* [Text passage]
* Start *
NBC Sports: Italy beats Germany 2-1 to reach Euro 2012 final

Packaged for takeaway:

  • Germany’s need to avoid mistakes was a theme pre-match, and true to form, mistakes were the favorite’s undoing.
    • Mats Hummels’ tournament went from ‘promising’ to ‘decidedly mixed’ after he was beaten badly by Antonio Cassano in the 20th minute, the Italian attacker providing for Balotelli’s first goal. It was the second time this tournament Hummels was the main culprit on a goal allowed.
    • Germany was caught in transition on the second, with Philipp Lahm losing track of Balotelli, allowing Ricardo Montolivo to hit the attacker with a 40-yard pass ahead of Italy’s second goal.
  • The goals came after a promising start from the Germans, who were able to exploit Italy’s lack of width to get down the flank and aim crosses at the edge of Gianluigi Buffon’s six-yard box. The most dangerous of their chances came in the 12th minute when Jerome Boateng hit a ball toward Buffon, whose weak block nearly gifted Sami Khedira the opening goal.
  • It was all part of an opening sequence that looked eerily similar to the England-Italy match. Germany were the more energetic team, quick transitioning into their attacking third while doing a good job containing Andrea Pirlo.
* End *
* [Extracted records]
* Start *
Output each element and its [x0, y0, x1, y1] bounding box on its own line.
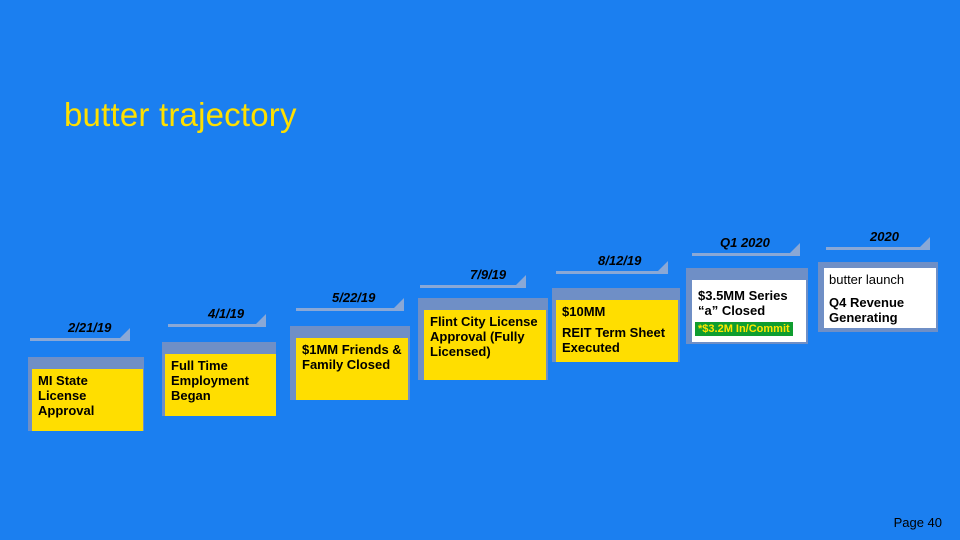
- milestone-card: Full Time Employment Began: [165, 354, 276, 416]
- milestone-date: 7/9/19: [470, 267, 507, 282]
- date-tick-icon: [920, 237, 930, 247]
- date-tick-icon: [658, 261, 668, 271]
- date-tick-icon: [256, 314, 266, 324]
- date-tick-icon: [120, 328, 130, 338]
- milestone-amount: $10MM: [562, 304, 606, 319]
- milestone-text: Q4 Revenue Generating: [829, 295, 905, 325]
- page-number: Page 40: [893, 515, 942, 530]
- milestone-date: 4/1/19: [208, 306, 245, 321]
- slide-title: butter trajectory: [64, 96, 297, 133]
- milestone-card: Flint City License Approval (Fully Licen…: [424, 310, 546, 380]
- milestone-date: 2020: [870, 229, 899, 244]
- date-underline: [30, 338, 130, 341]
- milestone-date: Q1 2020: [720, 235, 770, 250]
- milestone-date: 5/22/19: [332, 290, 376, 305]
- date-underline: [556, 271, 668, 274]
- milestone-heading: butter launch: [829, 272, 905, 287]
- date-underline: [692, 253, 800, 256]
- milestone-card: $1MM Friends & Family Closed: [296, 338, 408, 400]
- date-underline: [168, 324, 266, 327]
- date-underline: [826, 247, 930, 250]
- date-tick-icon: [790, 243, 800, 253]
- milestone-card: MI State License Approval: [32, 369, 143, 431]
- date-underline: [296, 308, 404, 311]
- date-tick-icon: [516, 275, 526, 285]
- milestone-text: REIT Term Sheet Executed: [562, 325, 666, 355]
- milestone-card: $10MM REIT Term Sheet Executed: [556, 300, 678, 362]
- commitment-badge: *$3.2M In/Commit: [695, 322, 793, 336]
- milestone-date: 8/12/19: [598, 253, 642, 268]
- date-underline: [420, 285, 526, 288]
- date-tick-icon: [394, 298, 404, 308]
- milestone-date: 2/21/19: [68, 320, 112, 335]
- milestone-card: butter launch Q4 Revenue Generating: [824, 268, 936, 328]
* End *
* Start *
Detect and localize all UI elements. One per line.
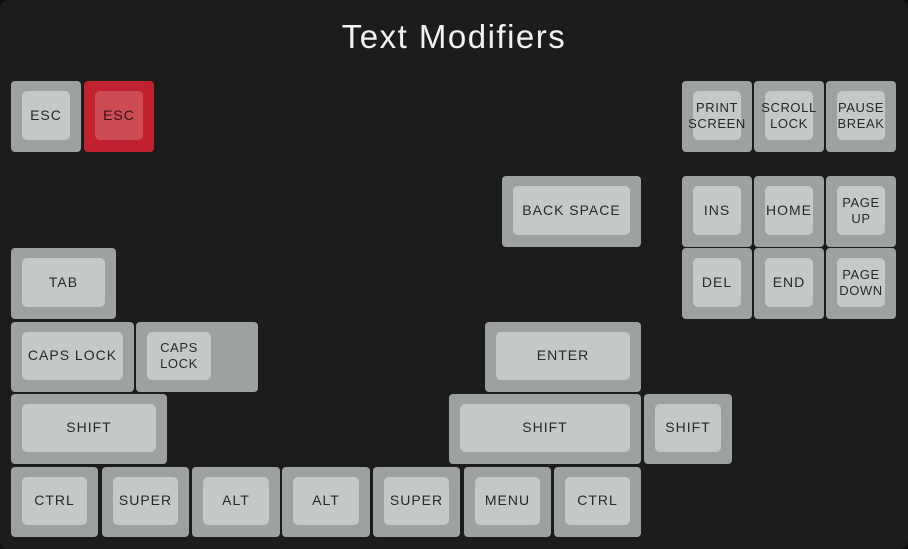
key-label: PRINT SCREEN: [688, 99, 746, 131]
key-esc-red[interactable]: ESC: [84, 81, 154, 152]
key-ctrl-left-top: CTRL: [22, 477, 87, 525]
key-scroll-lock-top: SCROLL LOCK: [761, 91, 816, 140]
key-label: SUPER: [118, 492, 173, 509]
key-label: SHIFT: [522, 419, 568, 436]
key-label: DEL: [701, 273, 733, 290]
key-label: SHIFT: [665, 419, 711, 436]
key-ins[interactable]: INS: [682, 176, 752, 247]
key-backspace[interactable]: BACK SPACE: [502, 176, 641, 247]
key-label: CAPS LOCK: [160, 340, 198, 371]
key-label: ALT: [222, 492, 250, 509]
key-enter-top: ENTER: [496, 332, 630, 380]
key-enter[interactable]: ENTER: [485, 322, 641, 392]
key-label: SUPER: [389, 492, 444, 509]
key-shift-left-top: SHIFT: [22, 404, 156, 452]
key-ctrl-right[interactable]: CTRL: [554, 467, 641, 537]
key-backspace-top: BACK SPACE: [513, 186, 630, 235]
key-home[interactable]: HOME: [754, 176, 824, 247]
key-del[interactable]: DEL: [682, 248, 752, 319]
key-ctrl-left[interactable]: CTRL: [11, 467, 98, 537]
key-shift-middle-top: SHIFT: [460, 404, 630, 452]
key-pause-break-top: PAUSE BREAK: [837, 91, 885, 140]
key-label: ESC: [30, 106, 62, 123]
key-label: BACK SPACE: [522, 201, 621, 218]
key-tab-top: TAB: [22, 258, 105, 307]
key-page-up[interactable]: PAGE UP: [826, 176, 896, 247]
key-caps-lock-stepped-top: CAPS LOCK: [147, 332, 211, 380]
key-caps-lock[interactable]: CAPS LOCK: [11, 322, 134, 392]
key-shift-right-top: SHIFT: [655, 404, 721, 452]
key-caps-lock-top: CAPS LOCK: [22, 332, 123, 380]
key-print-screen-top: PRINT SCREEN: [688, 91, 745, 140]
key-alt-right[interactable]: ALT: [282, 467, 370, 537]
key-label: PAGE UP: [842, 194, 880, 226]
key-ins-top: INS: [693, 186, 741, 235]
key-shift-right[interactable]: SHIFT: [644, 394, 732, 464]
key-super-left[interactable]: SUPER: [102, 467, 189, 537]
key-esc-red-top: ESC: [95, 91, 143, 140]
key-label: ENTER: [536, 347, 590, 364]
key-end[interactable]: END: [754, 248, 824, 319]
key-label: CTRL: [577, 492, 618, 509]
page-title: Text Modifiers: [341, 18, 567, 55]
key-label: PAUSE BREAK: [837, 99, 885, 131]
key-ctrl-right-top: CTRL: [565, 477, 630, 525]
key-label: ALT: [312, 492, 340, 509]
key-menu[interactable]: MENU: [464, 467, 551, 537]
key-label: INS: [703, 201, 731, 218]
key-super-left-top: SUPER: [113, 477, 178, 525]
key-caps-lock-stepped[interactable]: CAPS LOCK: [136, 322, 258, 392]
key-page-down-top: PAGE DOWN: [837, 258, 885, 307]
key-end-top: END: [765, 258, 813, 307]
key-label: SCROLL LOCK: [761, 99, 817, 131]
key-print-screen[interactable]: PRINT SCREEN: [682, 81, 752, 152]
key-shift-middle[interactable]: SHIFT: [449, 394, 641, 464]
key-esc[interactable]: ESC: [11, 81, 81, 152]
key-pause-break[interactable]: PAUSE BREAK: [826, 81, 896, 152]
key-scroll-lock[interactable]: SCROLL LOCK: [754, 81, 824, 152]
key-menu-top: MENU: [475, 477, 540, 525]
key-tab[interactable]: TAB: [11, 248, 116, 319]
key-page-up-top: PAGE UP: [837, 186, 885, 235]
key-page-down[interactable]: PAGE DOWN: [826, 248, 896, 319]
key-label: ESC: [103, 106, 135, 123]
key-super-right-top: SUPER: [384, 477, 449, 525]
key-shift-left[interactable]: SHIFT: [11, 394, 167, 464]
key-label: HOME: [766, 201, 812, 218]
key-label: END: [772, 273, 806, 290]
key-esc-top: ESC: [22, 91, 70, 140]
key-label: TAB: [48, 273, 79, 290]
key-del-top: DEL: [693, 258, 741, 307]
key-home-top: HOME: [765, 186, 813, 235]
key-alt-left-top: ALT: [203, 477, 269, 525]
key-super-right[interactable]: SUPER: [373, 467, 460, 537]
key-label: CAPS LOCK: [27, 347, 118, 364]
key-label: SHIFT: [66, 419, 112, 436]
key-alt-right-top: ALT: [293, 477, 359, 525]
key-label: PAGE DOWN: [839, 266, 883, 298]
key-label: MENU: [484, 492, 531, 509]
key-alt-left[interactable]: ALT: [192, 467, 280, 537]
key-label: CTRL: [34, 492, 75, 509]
* End *
* Start *
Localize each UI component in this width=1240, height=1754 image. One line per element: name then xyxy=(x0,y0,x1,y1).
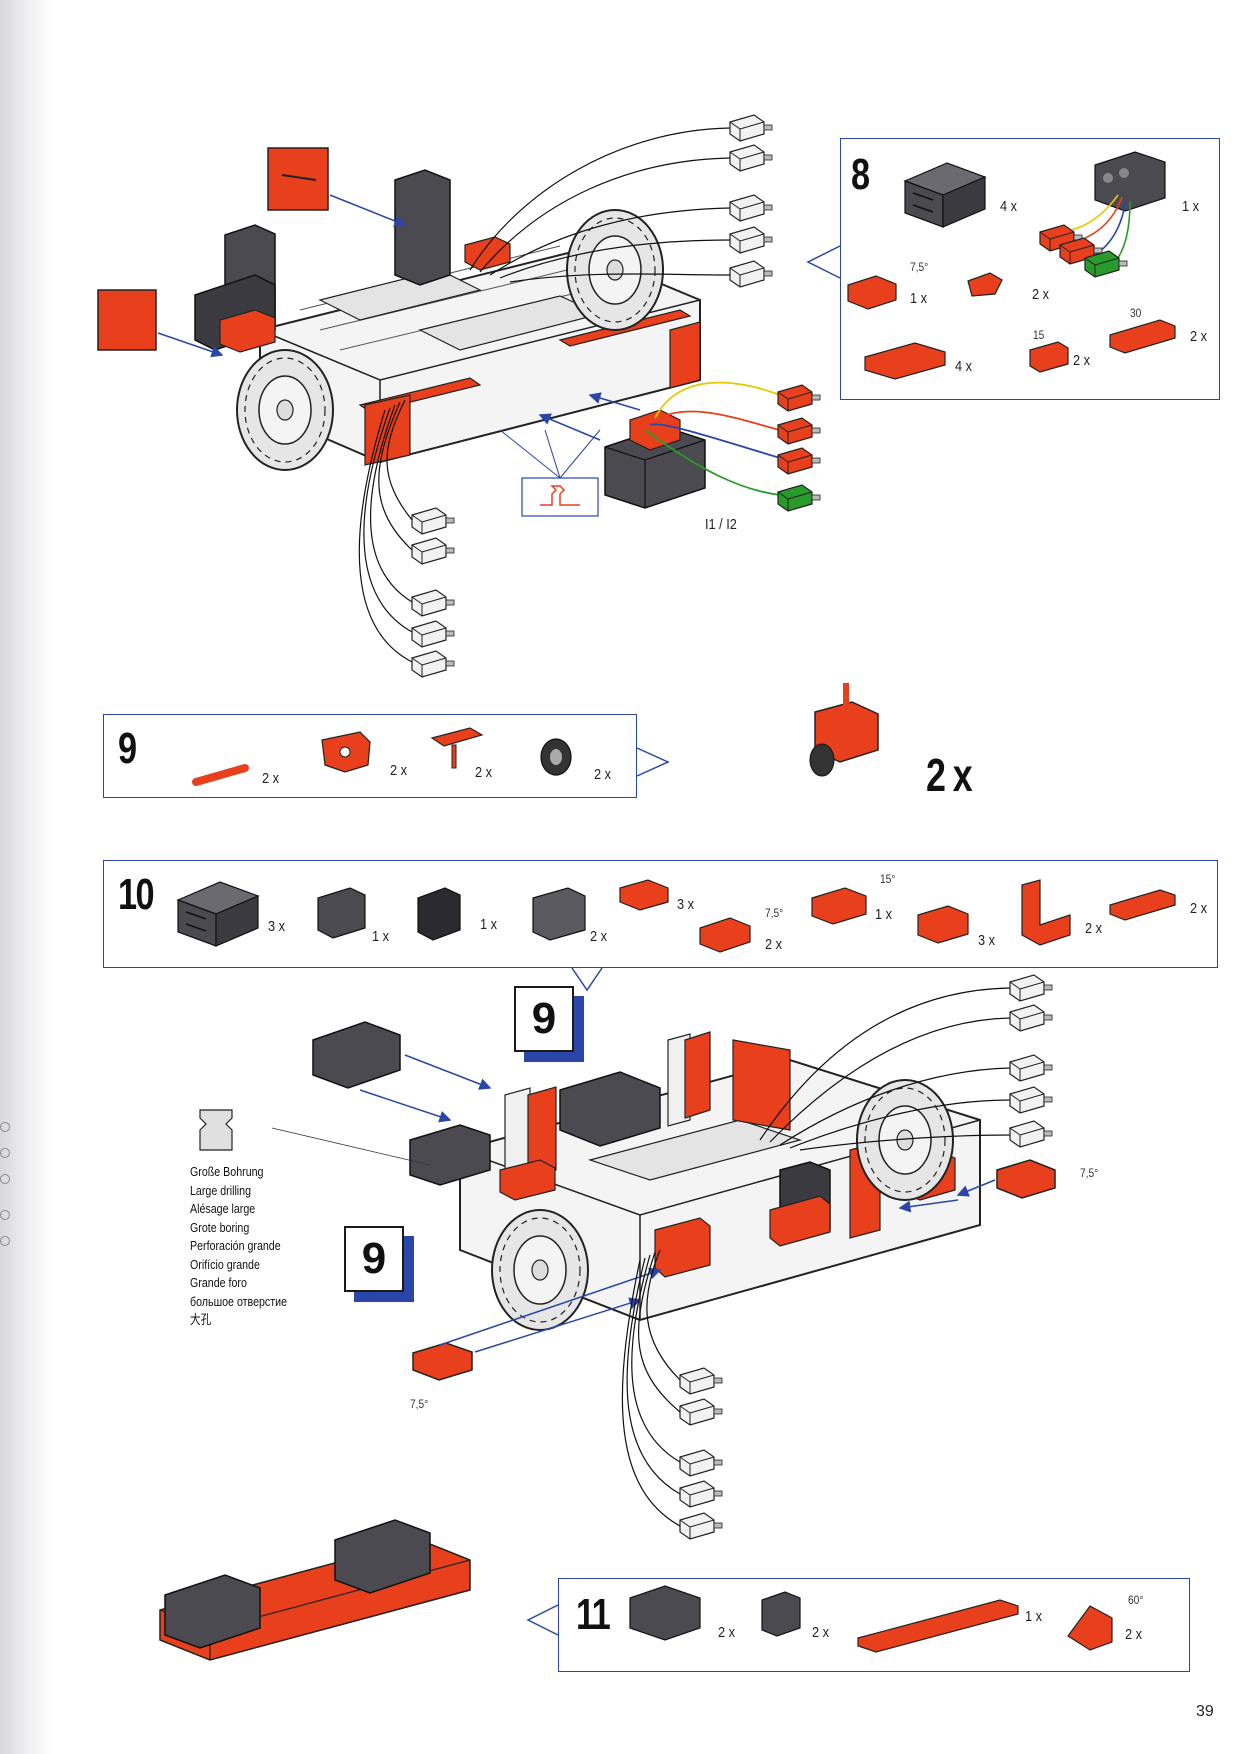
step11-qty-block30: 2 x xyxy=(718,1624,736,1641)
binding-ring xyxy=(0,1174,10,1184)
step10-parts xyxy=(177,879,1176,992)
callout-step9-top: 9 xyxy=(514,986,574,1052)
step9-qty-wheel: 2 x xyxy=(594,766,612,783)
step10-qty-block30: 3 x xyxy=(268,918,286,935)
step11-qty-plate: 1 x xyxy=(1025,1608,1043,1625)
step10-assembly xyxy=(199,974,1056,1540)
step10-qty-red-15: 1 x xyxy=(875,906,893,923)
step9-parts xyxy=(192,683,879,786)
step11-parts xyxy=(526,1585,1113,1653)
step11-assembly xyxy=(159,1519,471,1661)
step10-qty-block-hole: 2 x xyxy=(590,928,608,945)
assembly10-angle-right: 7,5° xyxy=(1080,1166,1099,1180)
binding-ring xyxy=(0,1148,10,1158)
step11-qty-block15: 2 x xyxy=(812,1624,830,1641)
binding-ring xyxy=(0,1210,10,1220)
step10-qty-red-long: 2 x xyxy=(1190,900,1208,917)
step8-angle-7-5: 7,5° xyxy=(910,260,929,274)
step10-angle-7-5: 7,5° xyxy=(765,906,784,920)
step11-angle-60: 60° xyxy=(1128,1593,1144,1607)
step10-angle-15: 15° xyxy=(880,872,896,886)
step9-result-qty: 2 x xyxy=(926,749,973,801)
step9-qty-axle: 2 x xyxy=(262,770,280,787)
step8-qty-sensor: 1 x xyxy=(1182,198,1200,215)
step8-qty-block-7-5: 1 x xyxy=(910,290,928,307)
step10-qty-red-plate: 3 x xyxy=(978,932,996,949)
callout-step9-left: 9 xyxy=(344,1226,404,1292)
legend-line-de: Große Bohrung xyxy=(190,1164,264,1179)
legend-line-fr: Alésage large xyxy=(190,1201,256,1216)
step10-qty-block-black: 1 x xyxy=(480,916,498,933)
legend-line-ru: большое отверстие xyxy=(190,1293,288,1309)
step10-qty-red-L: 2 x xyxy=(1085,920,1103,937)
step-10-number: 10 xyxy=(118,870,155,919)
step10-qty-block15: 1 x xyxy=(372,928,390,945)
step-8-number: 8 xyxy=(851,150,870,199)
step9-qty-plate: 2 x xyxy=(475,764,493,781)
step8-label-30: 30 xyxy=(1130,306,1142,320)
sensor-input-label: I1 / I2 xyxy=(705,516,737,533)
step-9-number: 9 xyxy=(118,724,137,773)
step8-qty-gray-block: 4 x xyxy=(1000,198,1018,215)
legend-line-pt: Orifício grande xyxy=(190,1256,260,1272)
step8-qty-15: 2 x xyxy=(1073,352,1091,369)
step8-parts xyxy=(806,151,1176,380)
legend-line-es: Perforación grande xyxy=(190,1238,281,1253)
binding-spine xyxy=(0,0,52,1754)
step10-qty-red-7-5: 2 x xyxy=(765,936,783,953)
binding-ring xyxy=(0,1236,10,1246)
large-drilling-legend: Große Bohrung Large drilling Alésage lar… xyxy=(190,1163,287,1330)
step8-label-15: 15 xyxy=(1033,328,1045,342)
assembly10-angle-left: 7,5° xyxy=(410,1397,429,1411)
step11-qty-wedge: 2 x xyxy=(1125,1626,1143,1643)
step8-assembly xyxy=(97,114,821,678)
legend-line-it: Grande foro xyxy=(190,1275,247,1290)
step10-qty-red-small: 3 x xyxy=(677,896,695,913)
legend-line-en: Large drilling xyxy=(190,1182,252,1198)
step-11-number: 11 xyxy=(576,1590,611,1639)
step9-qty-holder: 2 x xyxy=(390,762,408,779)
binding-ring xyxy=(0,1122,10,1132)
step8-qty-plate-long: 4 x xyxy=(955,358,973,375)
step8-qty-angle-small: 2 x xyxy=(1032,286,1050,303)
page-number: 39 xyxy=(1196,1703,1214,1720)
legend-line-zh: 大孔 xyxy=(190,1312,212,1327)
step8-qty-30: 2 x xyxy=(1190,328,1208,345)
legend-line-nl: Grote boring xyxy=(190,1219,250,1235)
* End *
* [Problems to work on]
1. Print the stretch of the Italy–Germany match report from "NBC Sports: Italy" through "the favorite’s undoing.".
2. Write the next part of the Italy–Germany match report, picking up after its final sentence.

* [Responses per task]
1.
NBC Sports: Italy beats Germany 2-1 to reach Euro 2012 final

Packaged for takeaway:

  • Germany’s need to avoid mistakes was a theme pre-match, and true to form, mistakes were the favorite’s undoing.

2.
  • Joachim Low had surprisingly inserted Toni Kroos into the starting XI instead of Thomas Müller (Mario Gomez and Lukas Podolski returned to the lineup). It quickly became apparent why. The Bayern Munich star, making his first start of the tournament, was tasked with keeping tabs on Pirlo, with Mesut Ozil moving out right in the defensive phase.
  • Unlike England, Germany persisted with Operation Disrupt Andrea, forcing Italy to be more direct into attack. Long balls for Balotelli frequently established possession or drew fouls, with Cassano proving an influential alternate outlet, often turning long passes to the left into shots 25-plus-yard shots on Manuel Neuer. Eventually Cassano changed tact and, still operating through the left, created the opening goal.
  • After Italy’s second goal, Germany was ceded control of the ball, though they failed to stress Buffon before half time. With the match playing out exactly as Italy wanted, Löw needed to change things up.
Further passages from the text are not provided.